Pick out each line with the word "icon" from the material that follows.
|---|
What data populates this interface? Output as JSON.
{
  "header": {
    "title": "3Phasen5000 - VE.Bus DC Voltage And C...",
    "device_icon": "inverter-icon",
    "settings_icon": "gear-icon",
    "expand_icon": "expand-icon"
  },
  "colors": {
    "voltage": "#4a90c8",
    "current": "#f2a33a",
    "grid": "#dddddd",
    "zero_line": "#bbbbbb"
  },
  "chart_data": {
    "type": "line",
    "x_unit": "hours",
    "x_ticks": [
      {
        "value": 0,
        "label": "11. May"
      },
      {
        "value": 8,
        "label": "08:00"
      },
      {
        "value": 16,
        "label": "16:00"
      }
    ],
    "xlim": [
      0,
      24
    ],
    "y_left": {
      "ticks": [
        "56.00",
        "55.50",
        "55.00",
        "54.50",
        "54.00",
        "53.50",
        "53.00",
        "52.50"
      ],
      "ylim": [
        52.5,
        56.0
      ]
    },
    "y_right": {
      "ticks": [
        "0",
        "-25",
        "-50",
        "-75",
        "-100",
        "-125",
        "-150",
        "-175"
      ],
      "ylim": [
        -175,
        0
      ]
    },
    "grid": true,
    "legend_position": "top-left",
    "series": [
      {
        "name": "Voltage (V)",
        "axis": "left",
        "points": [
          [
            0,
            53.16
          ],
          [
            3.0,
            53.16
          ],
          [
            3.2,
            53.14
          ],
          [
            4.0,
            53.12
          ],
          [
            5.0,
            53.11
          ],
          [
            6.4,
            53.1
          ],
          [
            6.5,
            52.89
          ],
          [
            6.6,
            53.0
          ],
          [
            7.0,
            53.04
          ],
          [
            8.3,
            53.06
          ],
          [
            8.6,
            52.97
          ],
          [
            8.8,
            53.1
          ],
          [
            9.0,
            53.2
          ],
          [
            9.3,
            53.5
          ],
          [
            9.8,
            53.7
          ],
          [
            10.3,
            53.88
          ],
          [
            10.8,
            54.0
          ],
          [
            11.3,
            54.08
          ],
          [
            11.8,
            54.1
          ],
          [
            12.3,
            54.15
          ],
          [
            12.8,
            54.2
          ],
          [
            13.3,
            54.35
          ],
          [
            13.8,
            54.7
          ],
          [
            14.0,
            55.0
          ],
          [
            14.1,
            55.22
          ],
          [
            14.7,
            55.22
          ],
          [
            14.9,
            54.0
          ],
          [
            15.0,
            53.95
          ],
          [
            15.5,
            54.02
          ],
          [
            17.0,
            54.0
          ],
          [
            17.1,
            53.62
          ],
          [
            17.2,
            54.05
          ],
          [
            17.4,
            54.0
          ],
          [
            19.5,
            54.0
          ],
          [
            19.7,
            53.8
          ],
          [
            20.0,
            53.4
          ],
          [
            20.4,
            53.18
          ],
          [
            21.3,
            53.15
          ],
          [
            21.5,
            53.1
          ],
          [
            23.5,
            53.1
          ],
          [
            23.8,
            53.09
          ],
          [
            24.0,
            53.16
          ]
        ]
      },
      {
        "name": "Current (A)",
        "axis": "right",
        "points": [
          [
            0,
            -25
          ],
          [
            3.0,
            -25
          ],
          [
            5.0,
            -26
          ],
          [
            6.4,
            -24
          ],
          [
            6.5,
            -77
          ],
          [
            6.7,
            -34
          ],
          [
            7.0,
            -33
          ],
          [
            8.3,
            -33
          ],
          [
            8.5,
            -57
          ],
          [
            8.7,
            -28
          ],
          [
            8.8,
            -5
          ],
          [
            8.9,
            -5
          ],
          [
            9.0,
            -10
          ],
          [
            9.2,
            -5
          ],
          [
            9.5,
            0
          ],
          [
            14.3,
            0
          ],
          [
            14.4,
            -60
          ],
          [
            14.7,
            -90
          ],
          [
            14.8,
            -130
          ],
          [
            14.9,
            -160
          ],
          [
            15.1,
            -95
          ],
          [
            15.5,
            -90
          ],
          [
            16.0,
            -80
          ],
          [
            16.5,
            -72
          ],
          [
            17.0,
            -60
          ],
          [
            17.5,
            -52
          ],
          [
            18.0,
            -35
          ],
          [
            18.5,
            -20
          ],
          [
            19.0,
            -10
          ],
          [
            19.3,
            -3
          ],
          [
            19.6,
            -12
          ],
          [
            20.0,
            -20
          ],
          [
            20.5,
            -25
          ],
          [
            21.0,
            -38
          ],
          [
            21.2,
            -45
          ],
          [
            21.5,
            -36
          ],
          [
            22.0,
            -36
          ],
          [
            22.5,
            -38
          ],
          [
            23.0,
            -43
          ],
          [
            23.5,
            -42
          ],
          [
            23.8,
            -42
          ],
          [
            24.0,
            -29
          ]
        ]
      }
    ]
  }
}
|---|
## Solution to this problem
    "device_icon": "inverter-icon",
    "settings_icon": "gear-icon",
    "expand_icon": "expand-icon"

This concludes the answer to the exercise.